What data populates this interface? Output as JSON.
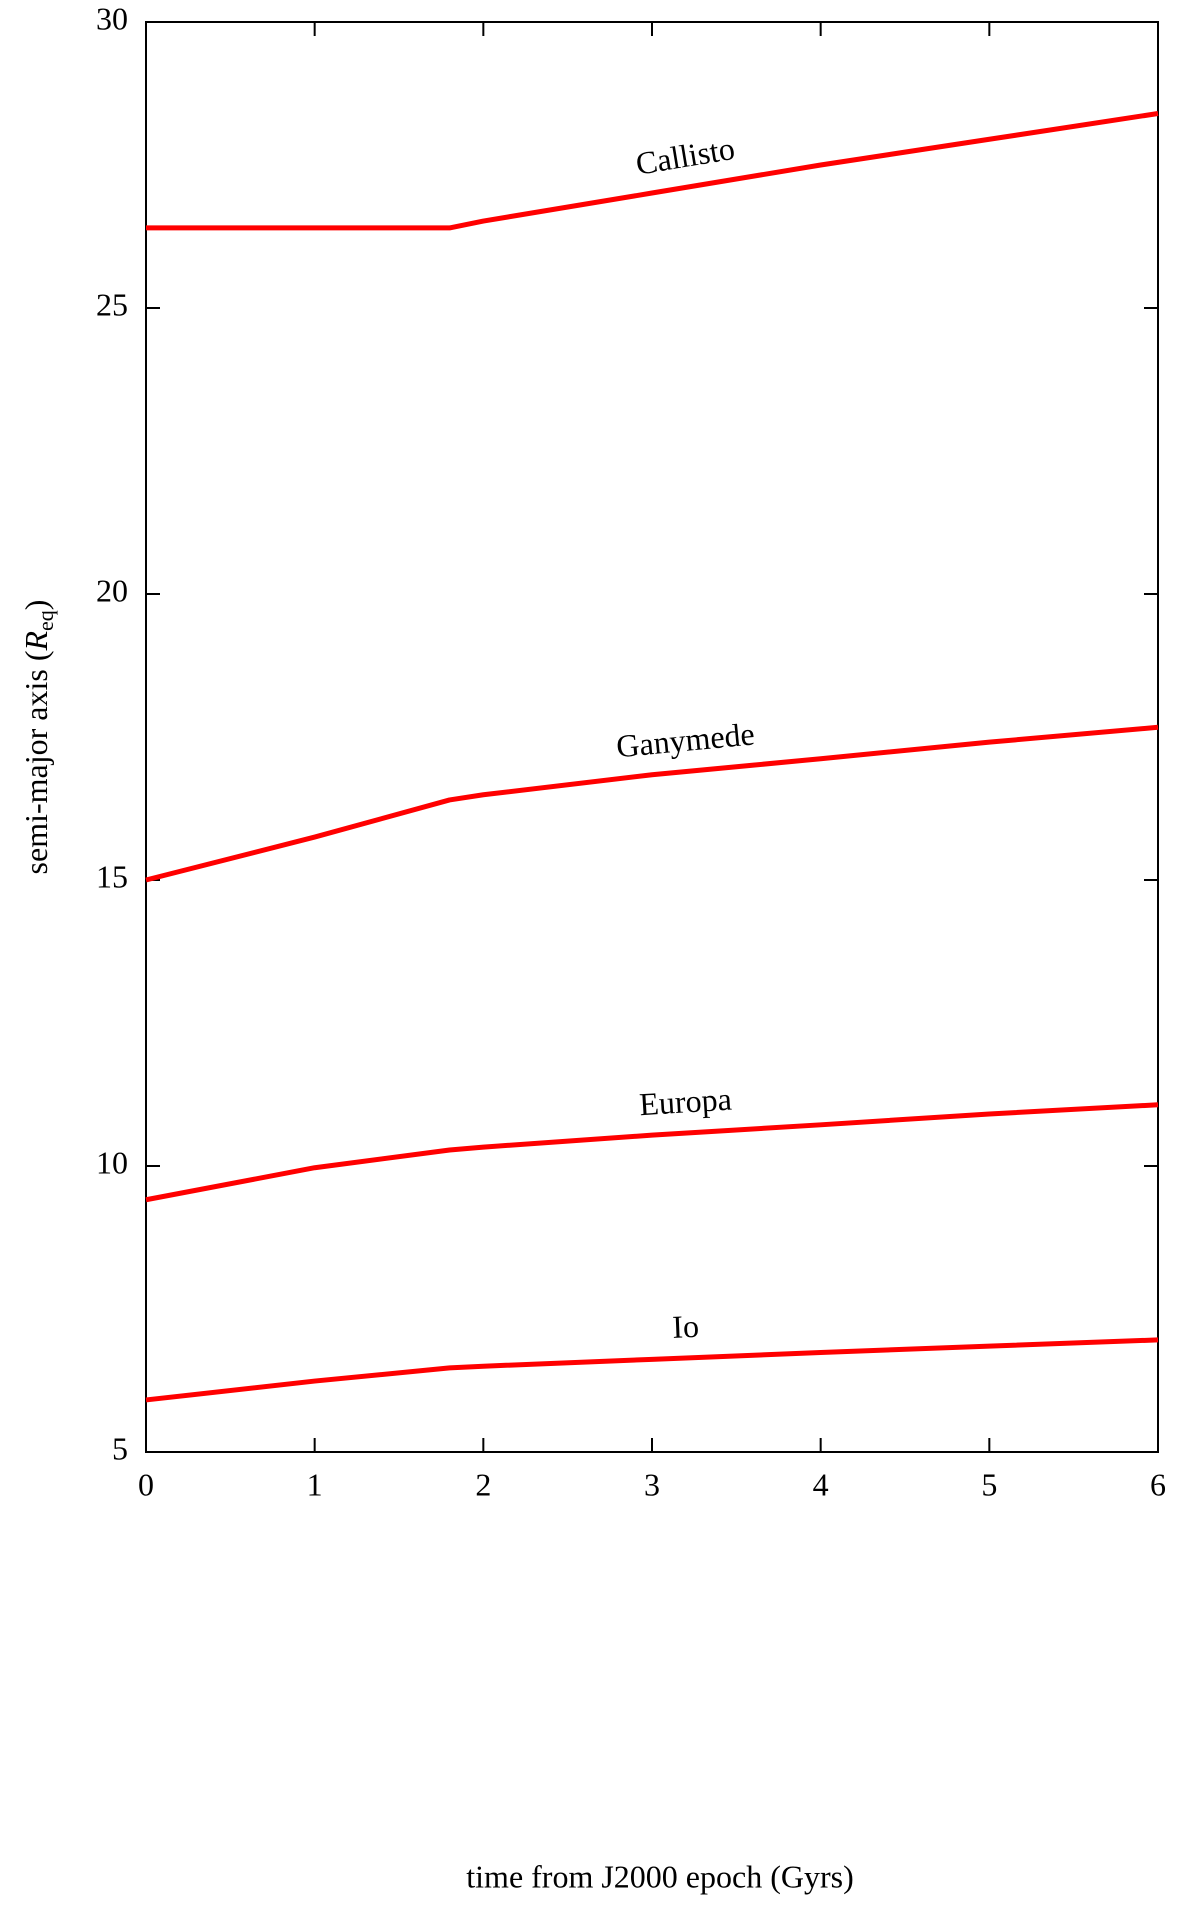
{
  "chart_data": {
    "type": "line",
    "x_label": "time from J2000 epoch (Gyrs)",
    "y_label": {
      "text": "semi-major axis (",
      "symbol": "R",
      "subscript": "eq",
      "close": ")"
    },
    "x": [
      0,
      1,
      1.8,
      2,
      3,
      4,
      5,
      6
    ],
    "series": [
      {
        "name": "Callisto",
        "color": "#ff0000",
        "values": [
          26.4,
          26.4,
          26.4,
          26.52,
          27.01,
          27.5,
          27.95,
          28.4
        ]
      },
      {
        "name": "Ganymede",
        "color": "#ff0000",
        "values": [
          15.0,
          15.75,
          16.4,
          16.49,
          16.84,
          17.12,
          17.41,
          17.67
        ]
      },
      {
        "name": "Europa",
        "color": "#ff0000",
        "values": [
          9.41,
          9.97,
          10.28,
          10.33,
          10.54,
          10.72,
          10.91,
          11.07
        ]
      },
      {
        "name": "Io",
        "color": "#ff0000",
        "values": [
          5.91,
          6.24,
          6.47,
          6.5,
          6.62,
          6.74,
          6.85,
          6.96
        ]
      }
    ],
    "xlim": [
      0,
      6
    ],
    "xticks": [
      0,
      1,
      2,
      3,
      4,
      5,
      6
    ],
    "ylim": [
      5,
      30
    ],
    "yticks": [
      5,
      10,
      15,
      20,
      25,
      30
    ],
    "grid": false
  }
}
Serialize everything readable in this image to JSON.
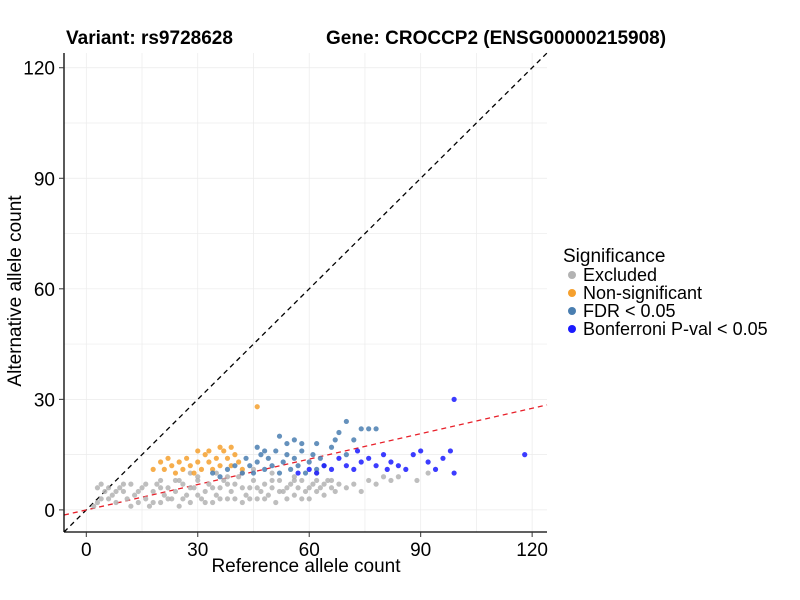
{
  "chart_data": {
    "type": "scatter",
    "title_variant": "Variant: rs9728628",
    "title_gene": "Gene: CROCCP2 (ENSG00000215908)",
    "xlabel": "Reference allele count",
    "ylabel": "Alternative allele count",
    "xlim": [
      -6,
      124
    ],
    "ylim": [
      -6,
      124
    ],
    "x_ticks": [
      0,
      30,
      60,
      90,
      120
    ],
    "y_ticks": [
      0,
      30,
      60,
      90,
      120
    ],
    "grid": true,
    "legend": {
      "title": "Significance",
      "position": "right",
      "entries": [
        {
          "label": "Excluded",
          "color": "#b3b3b3"
        },
        {
          "label": "Non-significant",
          "color": "#f5a02e"
        },
        {
          "label": "FDR < 0.05",
          "color": "#4a7eb0"
        },
        {
          "label": "Bonferroni P-val < 0.05",
          "color": "#1a1aff"
        }
      ]
    },
    "reference_lines": [
      {
        "style": "dashed",
        "color": "#000000",
        "from": [
          -6,
          -6
        ],
        "to": [
          124,
          124
        ]
      },
      {
        "style": "dashed",
        "color": "#e8202a",
        "from": [
          -6,
          -1.4
        ],
        "to": [
          124,
          28.5
        ]
      }
    ],
    "series": [
      {
        "name": "Excluded",
        "color": "#b3b3b3",
        "points": [
          [
            2,
            1
          ],
          [
            3,
            2
          ],
          [
            4,
            3
          ],
          [
            5,
            5
          ],
          [
            3,
            6
          ],
          [
            4,
            7
          ],
          [
            6,
            3
          ],
          [
            7,
            4
          ],
          [
            8,
            2
          ],
          [
            9,
            6
          ],
          [
            10,
            5
          ],
          [
            11,
            3
          ],
          [
            12,
            1
          ],
          [
            12,
            7
          ],
          [
            13,
            4
          ],
          [
            14,
            2
          ],
          [
            15,
            6
          ],
          [
            16,
            3
          ],
          [
            17,
            1
          ],
          [
            18,
            5
          ],
          [
            19,
            7
          ],
          [
            20,
            2
          ],
          [
            21,
            4
          ],
          [
            22,
            6
          ],
          [
            23,
            3
          ],
          [
            24,
            5
          ],
          [
            25,
            1
          ],
          [
            26,
            7
          ],
          [
            27,
            4
          ],
          [
            28,
            2
          ],
          [
            29,
            6
          ],
          [
            30,
            8
          ],
          [
            31,
            3
          ],
          [
            32,
            5
          ],
          [
            33,
            7
          ],
          [
            34,
            2
          ],
          [
            35,
            4
          ],
          [
            36,
            6
          ],
          [
            37,
            8
          ],
          [
            38,
            3
          ],
          [
            39,
            5
          ],
          [
            40,
            7
          ],
          [
            41,
            9
          ],
          [
            42,
            2
          ],
          [
            43,
            4
          ],
          [
            44,
            6
          ],
          [
            45,
            8
          ],
          [
            46,
            3
          ],
          [
            47,
            5
          ],
          [
            48,
            7
          ],
          [
            49,
            4
          ],
          [
            50,
            6
          ],
          [
            51,
            2
          ],
          [
            52,
            8
          ],
          [
            53,
            5
          ],
          [
            54,
            3
          ],
          [
            55,
            7
          ],
          [
            56,
            4
          ],
          [
            57,
            6
          ],
          [
            58,
            8
          ],
          [
            59,
            5
          ],
          [
            60,
            3
          ],
          [
            61,
            7
          ],
          [
            62,
            5
          ],
          [
            63,
            6
          ],
          [
            64,
            4
          ],
          [
            65,
            8
          ],
          [
            66,
            6
          ],
          [
            67,
            5
          ],
          [
            68,
            7
          ],
          [
            70,
            6
          ],
          [
            72,
            7
          ],
          [
            74,
            5
          ],
          [
            76,
            8
          ],
          [
            78,
            7
          ],
          [
            80,
            9
          ],
          [
            82,
            8
          ],
          [
            84,
            9
          ],
          [
            89,
            8
          ],
          [
            92,
            10
          ],
          [
            6,
            6
          ],
          [
            8,
            5
          ],
          [
            10,
            7
          ],
          [
            14,
            5
          ],
          [
            16,
            7
          ],
          [
            18,
            2
          ],
          [
            20,
            6
          ],
          [
            22,
            3
          ],
          [
            24,
            8
          ],
          [
            26,
            3
          ],
          [
            28,
            6
          ],
          [
            30,
            4
          ],
          [
            32,
            2
          ],
          [
            34,
            6
          ],
          [
            36,
            3
          ],
          [
            38,
            7
          ],
          [
            40,
            3
          ],
          [
            42,
            6
          ],
          [
            44,
            3
          ],
          [
            46,
            6
          ],
          [
            48,
            3
          ],
          [
            50,
            8
          ],
          [
            52,
            5
          ],
          [
            54,
            6
          ],
          [
            56,
            8
          ],
          [
            58,
            3
          ],
          [
            60,
            6
          ],
          [
            62,
            8
          ],
          [
            64,
            7
          ],
          [
            66,
            8
          ],
          [
            28,
            10
          ],
          [
            35,
            10
          ],
          [
            42,
            10
          ],
          [
            50,
            10
          ],
          [
            56,
            9
          ],
          [
            62,
            10
          ],
          [
            45,
            11
          ],
          [
            38,
            9
          ],
          [
            30,
            9
          ],
          [
            25,
            8
          ],
          [
            20,
            8
          ]
        ]
      },
      {
        "name": "Non-significant",
        "color": "#f5a02e",
        "points": [
          [
            18,
            11
          ],
          [
            20,
            13
          ],
          [
            21,
            11
          ],
          [
            22,
            14
          ],
          [
            23,
            12
          ],
          [
            24,
            10
          ],
          [
            25,
            13
          ],
          [
            26,
            11
          ],
          [
            27,
            14
          ],
          [
            28,
            12
          ],
          [
            29,
            10
          ],
          [
            30,
            13
          ],
          [
            31,
            11
          ],
          [
            32,
            15
          ],
          [
            33,
            13
          ],
          [
            34,
            11
          ],
          [
            35,
            14
          ],
          [
            36,
            12
          ],
          [
            37,
            16
          ],
          [
            38,
            14
          ],
          [
            39,
            12
          ],
          [
            40,
            15
          ],
          [
            41,
            13
          ],
          [
            42,
            11
          ],
          [
            36,
            17
          ],
          [
            39,
            17
          ],
          [
            30,
            16
          ],
          [
            33,
            16
          ],
          [
            46,
            28
          ]
        ]
      },
      {
        "name": "FDR < 0.05",
        "color": "#4a7eb0",
        "points": [
          [
            34,
            10
          ],
          [
            36,
            9
          ],
          [
            38,
            11
          ],
          [
            40,
            12
          ],
          [
            42,
            10
          ],
          [
            43,
            14
          ],
          [
            44,
            12
          ],
          [
            45,
            10
          ],
          [
            46,
            13
          ],
          [
            47,
            15
          ],
          [
            48,
            11
          ],
          [
            49,
            14
          ],
          [
            50,
            12
          ],
          [
            51,
            16
          ],
          [
            52,
            10
          ],
          [
            53,
            13
          ],
          [
            54,
            15
          ],
          [
            55,
            11
          ],
          [
            56,
            14
          ],
          [
            57,
            12
          ],
          [
            58,
            16
          ],
          [
            59,
            10
          ],
          [
            60,
            13
          ],
          [
            61,
            15
          ],
          [
            62,
            11
          ],
          [
            63,
            14
          ],
          [
            64,
            12
          ],
          [
            66,
            17
          ],
          [
            67,
            19
          ],
          [
            68,
            21
          ],
          [
            70,
            15
          ],
          [
            72,
            19
          ],
          [
            74,
            22
          ],
          [
            76,
            22
          ],
          [
            78,
            22
          ],
          [
            70,
            24
          ],
          [
            52,
            20
          ],
          [
            54,
            18
          ],
          [
            58,
            18
          ],
          [
            62,
            18
          ],
          [
            48,
            16
          ],
          [
            46,
            17
          ],
          [
            56,
            19
          ]
        ]
      },
      {
        "name": "Bonferroni P-val < 0.05",
        "color": "#1a1aff",
        "points": [
          [
            57,
            10
          ],
          [
            60,
            11
          ],
          [
            62,
            10
          ],
          [
            64,
            12
          ],
          [
            66,
            11
          ],
          [
            68,
            14
          ],
          [
            70,
            12
          ],
          [
            72,
            11
          ],
          [
            74,
            13
          ],
          [
            76,
            14
          ],
          [
            78,
            12
          ],
          [
            80,
            15
          ],
          [
            82,
            13
          ],
          [
            84,
            12
          ],
          [
            86,
            11
          ],
          [
            88,
            15
          ],
          [
            90,
            16
          ],
          [
            92,
            13
          ],
          [
            94,
            11
          ],
          [
            96,
            14
          ],
          [
            98,
            16
          ],
          [
            99,
            10
          ],
          [
            99,
            30
          ],
          [
            118,
            15
          ],
          [
            73,
            16
          ],
          [
            81,
            11
          ]
        ]
      }
    ]
  }
}
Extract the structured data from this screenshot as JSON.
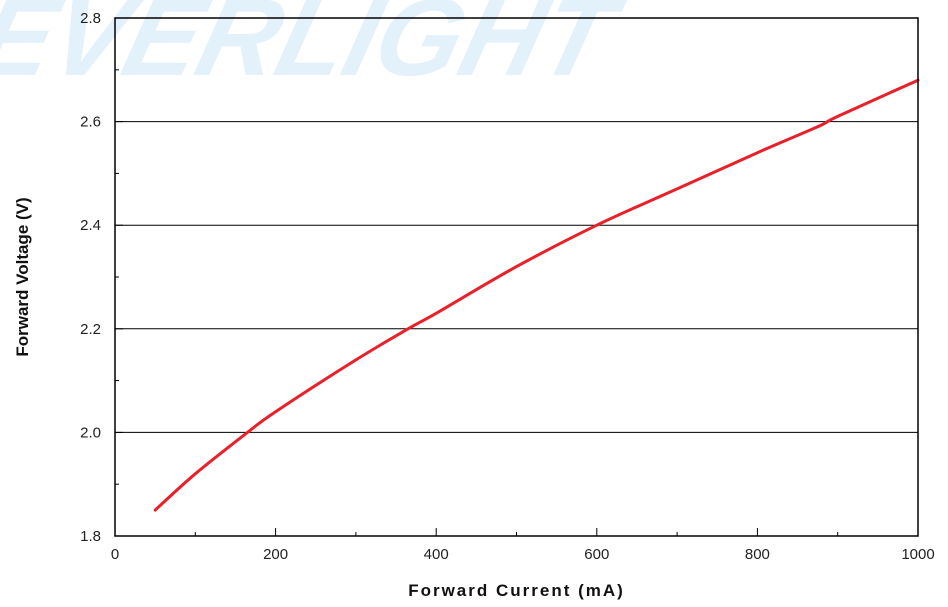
{
  "colors": {
    "series": "#e8202a",
    "gridline": "#000000",
    "frame": "#000000",
    "watermark": "#e3f1fb"
  },
  "watermark": {
    "text": "EVERLIGHT"
  },
  "chart_data": {
    "type": "line",
    "title": "",
    "xlabel": "Forward Current (mA)",
    "ylabel": "Forward Voltage (V)",
    "xlim": [
      0,
      1000
    ],
    "ylim": [
      1.8,
      2.8
    ],
    "xticks": [
      0,
      200,
      400,
      600,
      800,
      1000
    ],
    "xtick_labels": [
      "0",
      "200",
      "400",
      "600",
      "800",
      "1000"
    ],
    "yticks": [
      1.8,
      2.0,
      2.2,
      2.4,
      2.6,
      2.8
    ],
    "ytick_labels": [
      "1.8",
      "2.0",
      "2.2",
      "2.4",
      "2.6",
      "2.8"
    ],
    "grid": "horizontal major",
    "legend": "none",
    "series": [
      {
        "x": [
          50,
          100,
          165,
          200,
          300,
          365,
          400,
          500,
          600,
          700,
          800,
          875,
          900,
          1000
        ],
        "y": [
          1.85,
          1.92,
          2.0,
          2.04,
          2.14,
          2.2,
          2.23,
          2.32,
          2.4,
          2.47,
          2.54,
          2.59,
          2.61,
          2.68
        ]
      }
    ]
  }
}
· · · ·
▶ _EXERCISE GOAL_
Pull out all lines from the listing that contain the string "text".

▶ _WRITTEN RESPONSE_
      "text": "semi-major axis (",
    "text": "EVERLIGHT"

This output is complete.